Extracted entries:
[START]

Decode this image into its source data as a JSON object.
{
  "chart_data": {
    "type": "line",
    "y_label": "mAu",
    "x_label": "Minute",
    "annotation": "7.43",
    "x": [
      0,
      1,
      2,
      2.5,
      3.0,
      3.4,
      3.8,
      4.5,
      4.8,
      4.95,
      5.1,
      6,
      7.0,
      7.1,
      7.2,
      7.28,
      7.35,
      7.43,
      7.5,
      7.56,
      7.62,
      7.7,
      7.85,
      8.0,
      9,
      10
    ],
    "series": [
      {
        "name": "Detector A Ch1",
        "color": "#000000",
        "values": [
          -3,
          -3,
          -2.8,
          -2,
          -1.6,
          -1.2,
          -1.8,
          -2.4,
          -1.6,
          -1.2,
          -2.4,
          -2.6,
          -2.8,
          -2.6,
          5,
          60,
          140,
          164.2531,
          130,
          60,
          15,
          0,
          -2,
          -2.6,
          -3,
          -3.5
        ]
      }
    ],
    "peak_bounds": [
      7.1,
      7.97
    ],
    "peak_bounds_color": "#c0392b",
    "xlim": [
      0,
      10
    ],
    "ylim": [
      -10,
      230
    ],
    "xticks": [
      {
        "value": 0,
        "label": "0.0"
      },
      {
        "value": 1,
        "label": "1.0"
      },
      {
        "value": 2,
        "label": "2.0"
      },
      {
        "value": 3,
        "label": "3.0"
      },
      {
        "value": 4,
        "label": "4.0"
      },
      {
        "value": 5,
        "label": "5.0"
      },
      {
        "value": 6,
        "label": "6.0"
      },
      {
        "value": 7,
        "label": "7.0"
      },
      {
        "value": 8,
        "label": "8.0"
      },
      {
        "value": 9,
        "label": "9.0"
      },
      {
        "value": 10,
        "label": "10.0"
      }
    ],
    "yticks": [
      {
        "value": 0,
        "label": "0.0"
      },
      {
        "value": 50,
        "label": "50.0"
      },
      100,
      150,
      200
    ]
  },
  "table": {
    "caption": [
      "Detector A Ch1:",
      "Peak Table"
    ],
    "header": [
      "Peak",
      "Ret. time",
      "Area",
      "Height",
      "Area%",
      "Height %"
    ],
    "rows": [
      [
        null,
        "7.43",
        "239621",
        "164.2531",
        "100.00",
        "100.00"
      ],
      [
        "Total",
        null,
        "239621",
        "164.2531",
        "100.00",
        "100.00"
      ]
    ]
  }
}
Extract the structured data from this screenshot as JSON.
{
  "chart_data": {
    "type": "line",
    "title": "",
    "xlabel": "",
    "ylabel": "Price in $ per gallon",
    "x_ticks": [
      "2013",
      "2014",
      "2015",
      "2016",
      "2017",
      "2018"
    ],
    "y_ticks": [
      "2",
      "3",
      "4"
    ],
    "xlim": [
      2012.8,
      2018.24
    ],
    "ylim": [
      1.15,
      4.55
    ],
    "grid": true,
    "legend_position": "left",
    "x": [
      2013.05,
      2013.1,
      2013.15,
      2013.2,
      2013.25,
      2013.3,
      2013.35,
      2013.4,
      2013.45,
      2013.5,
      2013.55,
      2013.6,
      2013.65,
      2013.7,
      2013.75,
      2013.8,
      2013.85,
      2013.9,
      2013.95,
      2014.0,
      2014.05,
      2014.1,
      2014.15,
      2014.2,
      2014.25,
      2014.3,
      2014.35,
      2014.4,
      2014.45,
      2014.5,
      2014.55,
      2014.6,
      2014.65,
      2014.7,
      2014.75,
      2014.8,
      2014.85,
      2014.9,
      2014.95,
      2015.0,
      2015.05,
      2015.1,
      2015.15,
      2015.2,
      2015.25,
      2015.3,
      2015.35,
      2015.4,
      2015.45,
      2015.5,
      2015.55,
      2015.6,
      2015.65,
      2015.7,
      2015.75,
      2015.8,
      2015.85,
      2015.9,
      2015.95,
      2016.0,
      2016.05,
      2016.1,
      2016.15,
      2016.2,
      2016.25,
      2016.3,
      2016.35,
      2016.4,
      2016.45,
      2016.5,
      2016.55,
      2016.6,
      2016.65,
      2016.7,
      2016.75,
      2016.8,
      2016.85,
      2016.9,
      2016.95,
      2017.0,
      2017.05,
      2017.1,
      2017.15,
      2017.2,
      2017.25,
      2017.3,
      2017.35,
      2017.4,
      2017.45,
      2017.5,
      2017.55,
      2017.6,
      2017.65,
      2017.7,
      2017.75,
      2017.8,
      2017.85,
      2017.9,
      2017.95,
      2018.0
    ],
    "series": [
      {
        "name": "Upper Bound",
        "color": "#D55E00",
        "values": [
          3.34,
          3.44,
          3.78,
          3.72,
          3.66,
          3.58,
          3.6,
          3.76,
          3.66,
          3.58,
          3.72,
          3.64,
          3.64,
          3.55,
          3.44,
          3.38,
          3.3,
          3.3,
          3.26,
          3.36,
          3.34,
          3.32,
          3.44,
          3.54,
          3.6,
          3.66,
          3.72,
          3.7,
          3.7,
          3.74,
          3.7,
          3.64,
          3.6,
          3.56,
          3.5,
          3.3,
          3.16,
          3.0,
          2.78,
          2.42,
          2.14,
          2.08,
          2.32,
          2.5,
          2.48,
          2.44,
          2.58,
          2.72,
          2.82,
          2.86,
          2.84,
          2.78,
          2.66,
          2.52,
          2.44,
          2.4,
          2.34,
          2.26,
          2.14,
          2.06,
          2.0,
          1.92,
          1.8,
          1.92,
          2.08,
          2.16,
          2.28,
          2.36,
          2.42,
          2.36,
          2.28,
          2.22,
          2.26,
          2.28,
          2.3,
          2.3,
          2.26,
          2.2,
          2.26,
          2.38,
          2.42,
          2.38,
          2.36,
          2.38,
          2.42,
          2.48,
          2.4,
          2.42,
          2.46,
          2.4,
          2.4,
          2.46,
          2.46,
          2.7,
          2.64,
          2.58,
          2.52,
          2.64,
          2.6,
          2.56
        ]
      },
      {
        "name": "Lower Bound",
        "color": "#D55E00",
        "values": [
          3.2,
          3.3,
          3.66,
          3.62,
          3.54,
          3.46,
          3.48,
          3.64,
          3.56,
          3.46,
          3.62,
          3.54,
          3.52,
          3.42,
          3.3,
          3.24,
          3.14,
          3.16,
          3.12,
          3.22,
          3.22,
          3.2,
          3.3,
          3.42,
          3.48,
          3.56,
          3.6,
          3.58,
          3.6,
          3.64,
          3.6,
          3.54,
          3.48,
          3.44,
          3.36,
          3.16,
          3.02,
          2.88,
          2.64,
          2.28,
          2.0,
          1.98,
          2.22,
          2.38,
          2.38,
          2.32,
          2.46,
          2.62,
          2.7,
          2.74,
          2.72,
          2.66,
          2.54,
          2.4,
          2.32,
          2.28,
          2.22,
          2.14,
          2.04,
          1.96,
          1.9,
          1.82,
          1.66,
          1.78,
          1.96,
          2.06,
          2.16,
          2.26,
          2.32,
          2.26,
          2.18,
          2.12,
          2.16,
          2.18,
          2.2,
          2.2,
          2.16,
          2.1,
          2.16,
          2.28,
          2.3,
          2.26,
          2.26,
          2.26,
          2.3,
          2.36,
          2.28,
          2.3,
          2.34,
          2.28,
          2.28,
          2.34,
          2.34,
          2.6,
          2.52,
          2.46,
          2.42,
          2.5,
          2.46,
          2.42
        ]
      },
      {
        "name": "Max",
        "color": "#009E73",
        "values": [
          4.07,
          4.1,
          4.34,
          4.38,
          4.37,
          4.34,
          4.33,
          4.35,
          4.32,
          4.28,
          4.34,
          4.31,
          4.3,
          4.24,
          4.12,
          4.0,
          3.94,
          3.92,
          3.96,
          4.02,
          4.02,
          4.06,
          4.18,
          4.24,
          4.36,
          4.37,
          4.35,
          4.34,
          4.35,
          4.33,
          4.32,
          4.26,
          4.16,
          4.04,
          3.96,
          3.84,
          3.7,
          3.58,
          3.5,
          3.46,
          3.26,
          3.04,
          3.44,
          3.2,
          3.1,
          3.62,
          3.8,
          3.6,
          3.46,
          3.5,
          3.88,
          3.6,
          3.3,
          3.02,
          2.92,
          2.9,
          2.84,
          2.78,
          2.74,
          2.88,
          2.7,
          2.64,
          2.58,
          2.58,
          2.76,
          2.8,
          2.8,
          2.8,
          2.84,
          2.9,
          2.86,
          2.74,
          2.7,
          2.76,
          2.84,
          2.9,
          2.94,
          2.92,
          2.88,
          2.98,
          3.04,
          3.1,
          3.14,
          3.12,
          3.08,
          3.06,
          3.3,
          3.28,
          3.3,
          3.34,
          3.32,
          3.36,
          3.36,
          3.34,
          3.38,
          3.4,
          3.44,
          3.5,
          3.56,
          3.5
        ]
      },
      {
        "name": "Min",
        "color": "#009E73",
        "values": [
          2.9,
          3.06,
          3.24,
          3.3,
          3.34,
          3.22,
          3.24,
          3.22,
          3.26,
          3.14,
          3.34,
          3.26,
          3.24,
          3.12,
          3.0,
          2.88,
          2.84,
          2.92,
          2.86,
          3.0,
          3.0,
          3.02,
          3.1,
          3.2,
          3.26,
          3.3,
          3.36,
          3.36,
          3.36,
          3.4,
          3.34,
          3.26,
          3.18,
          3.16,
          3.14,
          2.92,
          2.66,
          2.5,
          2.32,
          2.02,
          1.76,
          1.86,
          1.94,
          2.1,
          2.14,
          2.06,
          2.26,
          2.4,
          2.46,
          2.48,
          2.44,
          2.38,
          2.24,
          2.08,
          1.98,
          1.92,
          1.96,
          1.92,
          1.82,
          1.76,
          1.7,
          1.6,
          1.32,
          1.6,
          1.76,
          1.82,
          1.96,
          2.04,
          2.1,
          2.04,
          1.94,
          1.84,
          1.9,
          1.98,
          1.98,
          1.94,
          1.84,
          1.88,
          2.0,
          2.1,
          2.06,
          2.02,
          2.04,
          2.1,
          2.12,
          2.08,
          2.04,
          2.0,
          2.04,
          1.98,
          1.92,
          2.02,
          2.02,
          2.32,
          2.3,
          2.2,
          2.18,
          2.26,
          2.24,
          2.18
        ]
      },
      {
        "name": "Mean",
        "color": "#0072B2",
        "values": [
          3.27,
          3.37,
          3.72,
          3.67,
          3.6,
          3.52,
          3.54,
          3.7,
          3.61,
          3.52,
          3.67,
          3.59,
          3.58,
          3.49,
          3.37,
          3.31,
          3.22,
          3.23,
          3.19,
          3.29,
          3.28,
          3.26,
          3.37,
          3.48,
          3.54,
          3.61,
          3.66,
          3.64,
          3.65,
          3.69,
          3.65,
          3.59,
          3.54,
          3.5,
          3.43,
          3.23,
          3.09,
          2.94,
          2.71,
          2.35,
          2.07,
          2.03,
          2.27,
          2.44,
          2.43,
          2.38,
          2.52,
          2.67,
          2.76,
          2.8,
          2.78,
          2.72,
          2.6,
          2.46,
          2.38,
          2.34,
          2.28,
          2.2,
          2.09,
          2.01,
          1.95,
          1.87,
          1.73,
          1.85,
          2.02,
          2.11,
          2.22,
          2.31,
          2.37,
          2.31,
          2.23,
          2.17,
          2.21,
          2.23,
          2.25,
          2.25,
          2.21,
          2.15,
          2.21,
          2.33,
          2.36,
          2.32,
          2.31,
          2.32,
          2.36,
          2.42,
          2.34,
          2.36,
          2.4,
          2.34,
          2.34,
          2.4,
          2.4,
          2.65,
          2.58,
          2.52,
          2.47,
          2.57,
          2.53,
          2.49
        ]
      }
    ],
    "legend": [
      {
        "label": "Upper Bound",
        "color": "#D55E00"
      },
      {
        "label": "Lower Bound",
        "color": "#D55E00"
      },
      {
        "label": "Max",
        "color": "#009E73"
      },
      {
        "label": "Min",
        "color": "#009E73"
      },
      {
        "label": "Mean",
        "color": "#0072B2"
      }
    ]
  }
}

[END]

Challenge: Go through the material and copy out every line with "this" in it.

Exercise result:
Decode this image into its source data as a JSON object.
Extract the structured data from this screenshot as JSON.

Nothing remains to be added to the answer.